• [Your objective]: Images are not part of the copy; write out the rest of the data exactly as given.

• [Record extracts]:
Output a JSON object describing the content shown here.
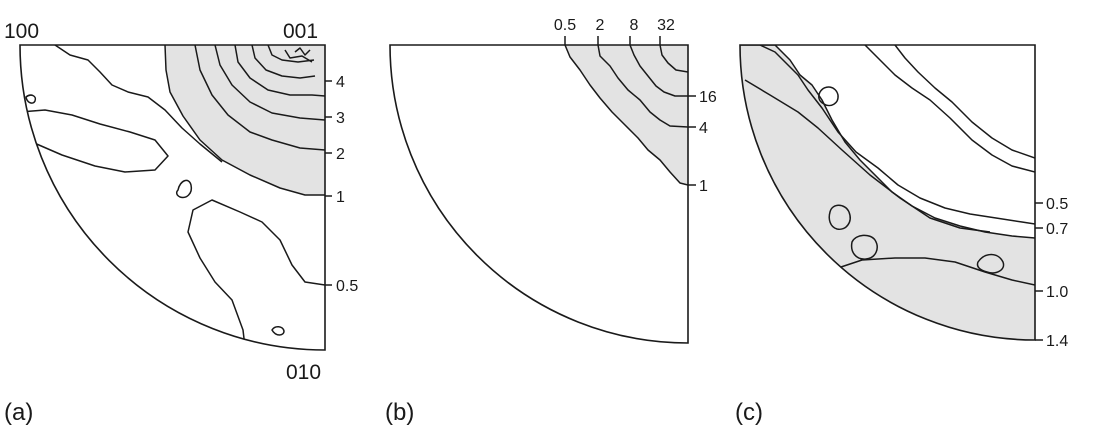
{
  "colors": {
    "shade": "#e3e3e3",
    "line": "#1a1a1a",
    "background": "#ffffff"
  },
  "panels": [
    {
      "id": "a",
      "panel_label": "(a)",
      "corners": {
        "top_left": "100",
        "top_right": "001",
        "bottom_right": "010"
      },
      "contour_labels": [
        "4",
        "3",
        "2",
        "1",
        "0.5"
      ]
    },
    {
      "id": "b",
      "panel_label": "(b)",
      "top_labels": [
        "0.5",
        "2",
        "8",
        "32"
      ],
      "right_labels": [
        "16",
        "4",
        "1"
      ]
    },
    {
      "id": "c",
      "panel_label": "(c)",
      "right_labels": [
        "0.5",
        "0.7",
        "1.0",
        "1.4"
      ]
    }
  ]
}
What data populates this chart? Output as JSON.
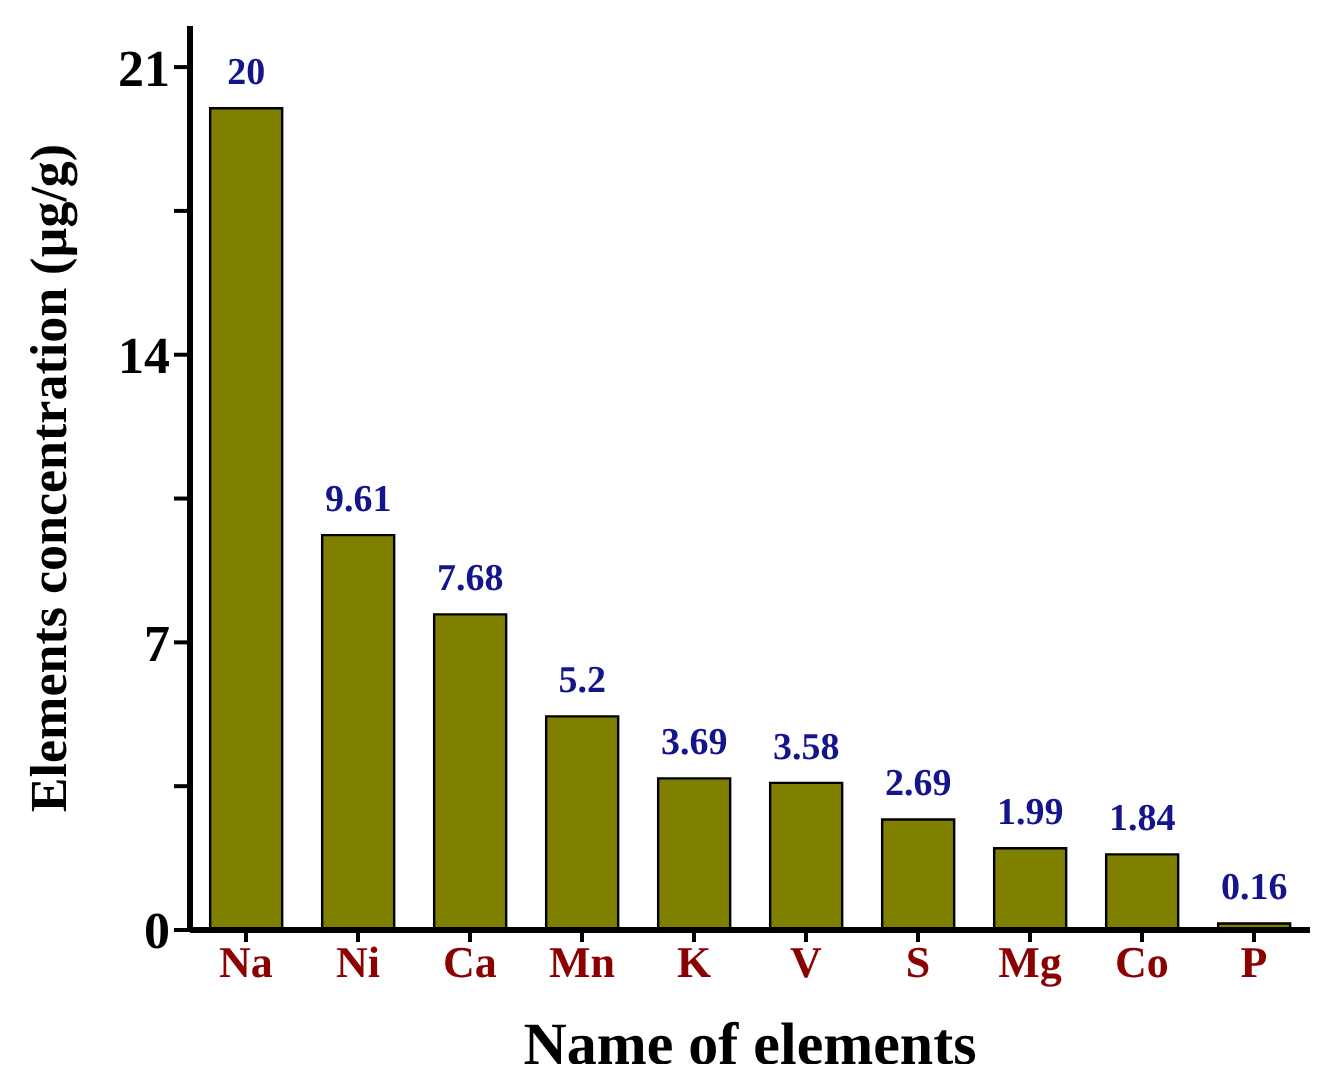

• [Exercise result]:
Output a JSON object describing the content shown here.
{
  "colors": {
    "shade": "#e3e3e3",
    "line": "#1a1a1a",
    "background": "#ffffff"
  },
  "panels": [
    {
      "id": "a",
      "panel_label": "(a)",
      "corners": {
        "top_left": "100",
        "top_right": "001",
        "bottom_right": "010"
      },
      "contour_labels": [
        "4",
        "3",
        "2",
        "1",
        "0.5"
      ]
    },
    {
      "id": "b",
      "panel_label": "(b)",
      "top_labels": [
        "0.5",
        "2",
        "8",
        "32"
      ],
      "right_labels": [
        "16",
        "4",
        "1"
      ]
    },
    {
      "id": "c",
      "panel_label": "(c)",
      "right_labels": [
        "0.5",
        "0.7",
        "1.0",
        "1.4"
      ]
    }
  ]
}
What data populates this chart? Output as JSON.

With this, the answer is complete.